A block of data
···

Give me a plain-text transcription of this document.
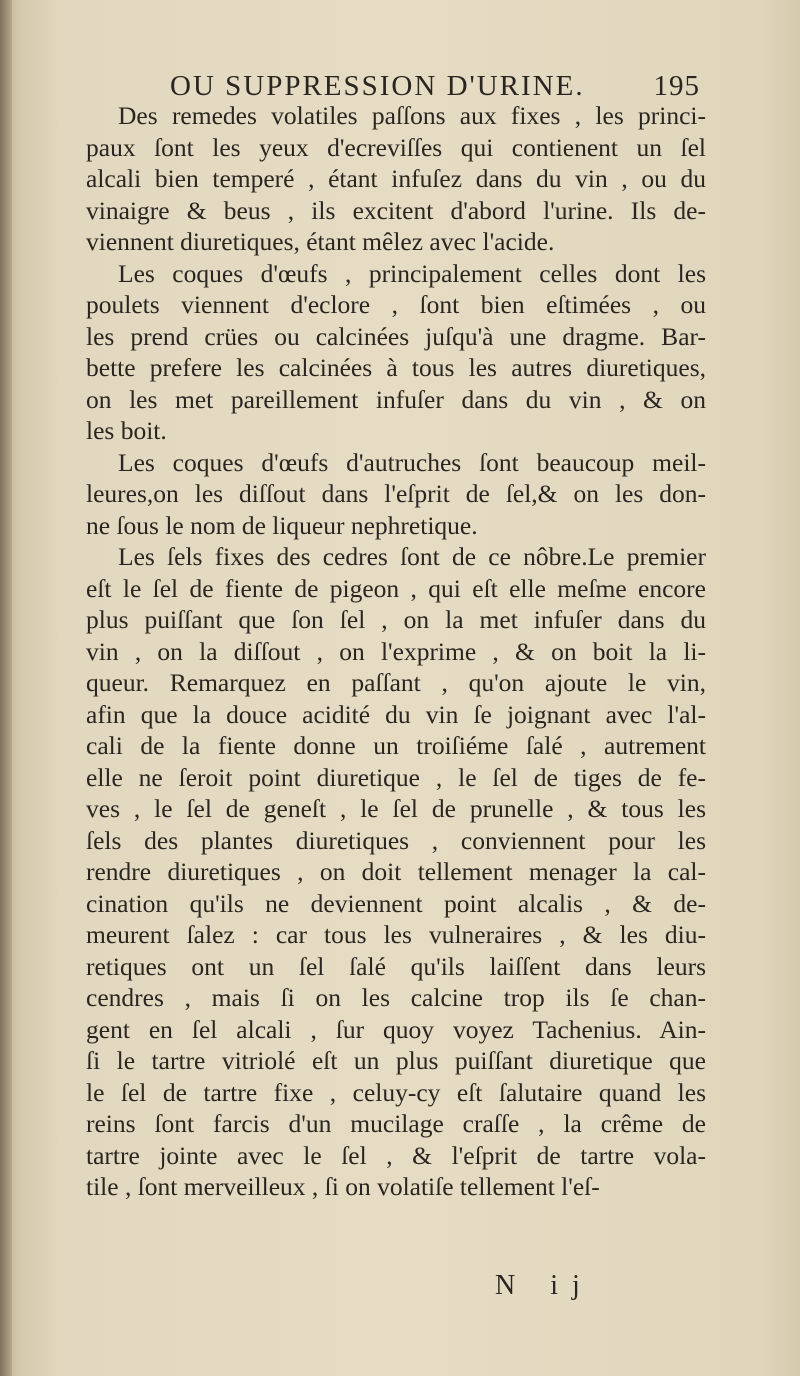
OU SUPPRESSION D'URINE. 195
Des remedes volatiles paſſons aux fixes , les princi-
paux ſont les yeux d'ecreviſſes qui contienent un ſel
alcali bien temperé , étant infuſez dans du vin , ou du
vinaigre & beus , ils excitent d'abord l'urine. Ils de-
viennent diuretiques, étant mêlez avec l'acide.
Les coques d'œufs , principalement celles dont les
poulets viennent d'eclore , ſont bien eſtimées , ou
les prend crües ou calcinées juſqu'à une dragme. Bar-
bette prefere les calcinées à tous les autres diuretiques,
on les met pareillement infuſer dans du vin , & on
les boit.
Les coques d'œufs d'autruches ſont beaucoup meil-
leures,on les diſſout dans l'eſprit de ſel,& on les don-
ne ſous le nom de liqueur nephretique.
Les ſels fixes des cedres ſont de ce nôbre.Le premier
eſt le ſel de fiente de pigeon , qui eſt elle meſme encore
plus puiſſant que ſon ſel , on la met infuſer dans du
vin , on la diſſout , on l'exprime , & on boit la li-
queur. Remarquez en paſſant , qu'on ajoute le vin,
afin que la douce acidité du vin ſe joignant avec l'al-
cali de la fiente donne un troiſiéme ſalé , autrement
elle ne ſeroit point diuretique , le ſel de tiges de fe-
ves , le ſel de geneſt , le ſel de prunelle , & tous les
ſels des plantes diuretiques , conviennent pour les
rendre diuretiques , on doit tellement menager la cal-
cination qu'ils ne deviennent point alcalis , & de-
meurent ſalez : car tous les vulneraires , & les diu-
retiques ont un ſel ſalé qu'ils laiſſent dans leurs
cendres , mais ſi on les calcine trop ils ſe chan-
gent en ſel alcali , ſur quoy voyez Tachenius. Ain-
ſi le tartre vitriolé eſt un plus puiſſant diuretique que
le ſel de tartre fixe , celuy-cy eſt ſalutaire quand les
reins ſont farcis d'un mucilage craſſe , la crême de
tartre jointe avec le ſel , & l'eſprit de tartre vola-
tile , ſont merveilleux , ſi on volatiſe tellement l'eſ-
N ij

···

_Directive_: Report how many lines in the records hold the word "diuretiques", giving the number and nothing else.

_Output of the task_: 4